Stored items from a collection:
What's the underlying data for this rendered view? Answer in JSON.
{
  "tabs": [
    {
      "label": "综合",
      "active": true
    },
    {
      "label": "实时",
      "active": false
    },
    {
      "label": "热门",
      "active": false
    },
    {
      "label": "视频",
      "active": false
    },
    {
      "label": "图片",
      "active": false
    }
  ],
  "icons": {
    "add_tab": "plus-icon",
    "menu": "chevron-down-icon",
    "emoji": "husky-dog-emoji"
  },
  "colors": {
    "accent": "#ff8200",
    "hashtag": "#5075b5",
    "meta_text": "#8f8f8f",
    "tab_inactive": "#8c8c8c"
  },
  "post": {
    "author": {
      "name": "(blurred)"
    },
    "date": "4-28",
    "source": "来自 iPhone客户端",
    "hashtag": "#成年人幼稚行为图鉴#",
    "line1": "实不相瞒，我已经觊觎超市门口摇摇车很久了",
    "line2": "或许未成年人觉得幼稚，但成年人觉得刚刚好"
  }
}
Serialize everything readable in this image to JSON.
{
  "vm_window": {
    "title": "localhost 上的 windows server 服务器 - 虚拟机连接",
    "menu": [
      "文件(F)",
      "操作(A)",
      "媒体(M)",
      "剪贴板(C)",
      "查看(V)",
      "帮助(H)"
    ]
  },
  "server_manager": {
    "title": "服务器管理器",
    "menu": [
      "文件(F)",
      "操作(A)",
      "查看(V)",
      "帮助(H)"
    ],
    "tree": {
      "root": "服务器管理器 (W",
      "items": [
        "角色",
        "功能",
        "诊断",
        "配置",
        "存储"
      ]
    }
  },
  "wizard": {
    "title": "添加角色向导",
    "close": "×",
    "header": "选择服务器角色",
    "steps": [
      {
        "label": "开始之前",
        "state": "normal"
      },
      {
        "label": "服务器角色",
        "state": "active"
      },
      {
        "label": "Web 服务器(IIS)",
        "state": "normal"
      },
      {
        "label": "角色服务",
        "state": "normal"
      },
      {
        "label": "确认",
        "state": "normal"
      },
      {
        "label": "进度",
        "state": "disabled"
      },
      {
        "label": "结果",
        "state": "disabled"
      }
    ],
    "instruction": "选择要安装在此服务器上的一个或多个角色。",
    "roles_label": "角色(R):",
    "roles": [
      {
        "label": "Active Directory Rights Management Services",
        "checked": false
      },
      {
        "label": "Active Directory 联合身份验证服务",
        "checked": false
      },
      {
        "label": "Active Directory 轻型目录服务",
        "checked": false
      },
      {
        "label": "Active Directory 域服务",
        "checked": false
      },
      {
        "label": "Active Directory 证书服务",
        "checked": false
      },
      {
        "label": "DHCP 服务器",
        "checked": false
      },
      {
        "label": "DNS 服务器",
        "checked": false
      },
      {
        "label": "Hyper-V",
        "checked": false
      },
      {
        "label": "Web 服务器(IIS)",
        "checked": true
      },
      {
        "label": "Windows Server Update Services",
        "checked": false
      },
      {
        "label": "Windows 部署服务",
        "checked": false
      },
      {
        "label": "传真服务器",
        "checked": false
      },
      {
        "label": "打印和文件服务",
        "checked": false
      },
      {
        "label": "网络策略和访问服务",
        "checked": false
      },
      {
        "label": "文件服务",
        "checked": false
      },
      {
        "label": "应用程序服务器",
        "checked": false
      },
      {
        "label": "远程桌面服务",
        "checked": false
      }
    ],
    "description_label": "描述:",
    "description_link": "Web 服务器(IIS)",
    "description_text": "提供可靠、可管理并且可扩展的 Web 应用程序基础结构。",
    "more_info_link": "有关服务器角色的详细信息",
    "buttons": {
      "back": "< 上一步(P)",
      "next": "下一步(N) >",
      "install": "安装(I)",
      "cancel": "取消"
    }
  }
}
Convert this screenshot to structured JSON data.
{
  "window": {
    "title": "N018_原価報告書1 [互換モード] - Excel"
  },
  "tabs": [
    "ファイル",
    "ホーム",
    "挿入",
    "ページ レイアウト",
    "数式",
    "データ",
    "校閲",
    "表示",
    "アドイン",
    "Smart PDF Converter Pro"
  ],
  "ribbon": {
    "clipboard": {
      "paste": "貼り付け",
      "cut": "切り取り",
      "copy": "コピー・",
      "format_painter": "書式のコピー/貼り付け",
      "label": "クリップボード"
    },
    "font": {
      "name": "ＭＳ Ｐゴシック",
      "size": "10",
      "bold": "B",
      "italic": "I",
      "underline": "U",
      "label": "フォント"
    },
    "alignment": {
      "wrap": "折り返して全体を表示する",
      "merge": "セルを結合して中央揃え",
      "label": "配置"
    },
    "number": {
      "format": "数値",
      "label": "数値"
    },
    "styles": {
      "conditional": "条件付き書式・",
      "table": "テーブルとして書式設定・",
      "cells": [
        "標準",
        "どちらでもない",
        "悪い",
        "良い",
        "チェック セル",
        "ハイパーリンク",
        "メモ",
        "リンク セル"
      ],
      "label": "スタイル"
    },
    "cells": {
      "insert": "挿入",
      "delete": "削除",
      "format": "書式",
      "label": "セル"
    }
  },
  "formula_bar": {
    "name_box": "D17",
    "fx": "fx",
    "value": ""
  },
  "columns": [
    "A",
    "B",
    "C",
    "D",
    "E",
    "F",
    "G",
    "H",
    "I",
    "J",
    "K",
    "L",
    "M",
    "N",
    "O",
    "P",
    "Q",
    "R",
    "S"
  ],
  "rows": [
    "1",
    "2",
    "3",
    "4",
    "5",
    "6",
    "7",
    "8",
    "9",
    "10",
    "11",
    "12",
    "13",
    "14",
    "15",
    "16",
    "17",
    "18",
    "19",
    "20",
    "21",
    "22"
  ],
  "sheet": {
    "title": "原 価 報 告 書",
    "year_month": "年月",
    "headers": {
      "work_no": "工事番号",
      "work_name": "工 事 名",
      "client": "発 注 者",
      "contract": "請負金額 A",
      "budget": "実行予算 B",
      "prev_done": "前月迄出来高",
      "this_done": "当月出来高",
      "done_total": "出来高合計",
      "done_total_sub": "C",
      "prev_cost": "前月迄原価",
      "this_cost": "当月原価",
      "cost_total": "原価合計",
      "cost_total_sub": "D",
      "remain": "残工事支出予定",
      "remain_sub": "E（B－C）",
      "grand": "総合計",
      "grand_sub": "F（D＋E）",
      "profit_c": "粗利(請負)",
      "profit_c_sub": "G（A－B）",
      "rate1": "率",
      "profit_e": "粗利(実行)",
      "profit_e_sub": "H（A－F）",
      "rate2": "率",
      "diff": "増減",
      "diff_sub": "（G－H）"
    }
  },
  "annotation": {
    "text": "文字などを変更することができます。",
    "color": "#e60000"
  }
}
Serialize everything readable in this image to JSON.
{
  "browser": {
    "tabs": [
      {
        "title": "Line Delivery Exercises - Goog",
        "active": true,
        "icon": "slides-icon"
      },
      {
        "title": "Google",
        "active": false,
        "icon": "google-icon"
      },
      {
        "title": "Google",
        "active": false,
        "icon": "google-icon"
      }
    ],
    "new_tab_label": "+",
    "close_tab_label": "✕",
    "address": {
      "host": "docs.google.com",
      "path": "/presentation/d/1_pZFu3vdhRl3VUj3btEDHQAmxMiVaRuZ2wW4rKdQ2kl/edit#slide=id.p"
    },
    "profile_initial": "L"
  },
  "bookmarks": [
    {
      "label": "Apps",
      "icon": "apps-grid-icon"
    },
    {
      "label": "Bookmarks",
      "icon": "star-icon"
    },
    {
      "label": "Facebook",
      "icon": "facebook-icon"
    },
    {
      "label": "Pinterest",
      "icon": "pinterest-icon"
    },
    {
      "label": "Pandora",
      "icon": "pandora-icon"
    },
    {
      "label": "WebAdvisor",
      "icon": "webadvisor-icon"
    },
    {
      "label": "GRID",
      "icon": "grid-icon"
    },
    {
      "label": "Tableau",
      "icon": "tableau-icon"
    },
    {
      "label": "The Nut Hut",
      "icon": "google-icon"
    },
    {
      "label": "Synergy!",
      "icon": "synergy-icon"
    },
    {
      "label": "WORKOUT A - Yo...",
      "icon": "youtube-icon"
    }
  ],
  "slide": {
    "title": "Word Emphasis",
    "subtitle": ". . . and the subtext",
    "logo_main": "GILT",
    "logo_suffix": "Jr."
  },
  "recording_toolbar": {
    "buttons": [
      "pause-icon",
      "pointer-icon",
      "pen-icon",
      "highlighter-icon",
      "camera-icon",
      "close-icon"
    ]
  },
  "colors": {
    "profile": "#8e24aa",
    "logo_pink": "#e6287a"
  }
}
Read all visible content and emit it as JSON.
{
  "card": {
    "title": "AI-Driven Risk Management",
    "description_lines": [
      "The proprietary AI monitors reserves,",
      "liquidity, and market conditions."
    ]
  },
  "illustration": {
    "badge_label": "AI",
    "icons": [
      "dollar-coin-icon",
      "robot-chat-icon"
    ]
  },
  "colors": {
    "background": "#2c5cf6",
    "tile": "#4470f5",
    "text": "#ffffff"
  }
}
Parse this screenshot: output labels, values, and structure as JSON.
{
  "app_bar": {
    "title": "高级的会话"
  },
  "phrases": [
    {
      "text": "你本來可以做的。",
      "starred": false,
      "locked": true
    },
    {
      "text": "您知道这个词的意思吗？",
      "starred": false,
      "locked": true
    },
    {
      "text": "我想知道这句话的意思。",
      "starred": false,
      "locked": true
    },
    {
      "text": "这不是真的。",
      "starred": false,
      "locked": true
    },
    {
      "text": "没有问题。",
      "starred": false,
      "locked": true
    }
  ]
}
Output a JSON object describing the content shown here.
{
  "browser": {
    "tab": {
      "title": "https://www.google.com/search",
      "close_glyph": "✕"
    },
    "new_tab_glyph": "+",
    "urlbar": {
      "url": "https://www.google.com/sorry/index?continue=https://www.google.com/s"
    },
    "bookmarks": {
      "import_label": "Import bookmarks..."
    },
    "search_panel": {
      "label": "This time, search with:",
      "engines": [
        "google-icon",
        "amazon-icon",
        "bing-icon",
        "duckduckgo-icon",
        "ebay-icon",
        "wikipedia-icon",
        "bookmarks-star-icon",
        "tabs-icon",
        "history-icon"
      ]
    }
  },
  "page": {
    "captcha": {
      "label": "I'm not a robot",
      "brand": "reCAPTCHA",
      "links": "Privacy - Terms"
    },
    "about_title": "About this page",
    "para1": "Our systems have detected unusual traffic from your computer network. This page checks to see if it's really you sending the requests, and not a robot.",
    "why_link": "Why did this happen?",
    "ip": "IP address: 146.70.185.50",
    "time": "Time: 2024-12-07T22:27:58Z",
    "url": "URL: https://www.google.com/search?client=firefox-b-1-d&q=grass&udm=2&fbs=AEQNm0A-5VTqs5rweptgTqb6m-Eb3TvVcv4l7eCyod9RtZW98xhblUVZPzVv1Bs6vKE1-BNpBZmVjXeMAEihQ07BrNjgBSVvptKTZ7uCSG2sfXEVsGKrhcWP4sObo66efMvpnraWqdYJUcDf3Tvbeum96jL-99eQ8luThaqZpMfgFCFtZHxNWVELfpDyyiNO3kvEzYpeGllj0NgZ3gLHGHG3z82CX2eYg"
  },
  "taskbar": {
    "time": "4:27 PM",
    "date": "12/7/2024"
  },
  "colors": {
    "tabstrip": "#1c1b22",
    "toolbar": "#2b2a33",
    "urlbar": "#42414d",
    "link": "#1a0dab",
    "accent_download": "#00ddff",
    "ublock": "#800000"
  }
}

_TASK STATEMENT:_ Read the lines above. Gather those in which the string "Services" is found.

_TASK ANSWER:_
        "label": "Active Directory Rights Management Services",
        "label": "Windows Server Update Services",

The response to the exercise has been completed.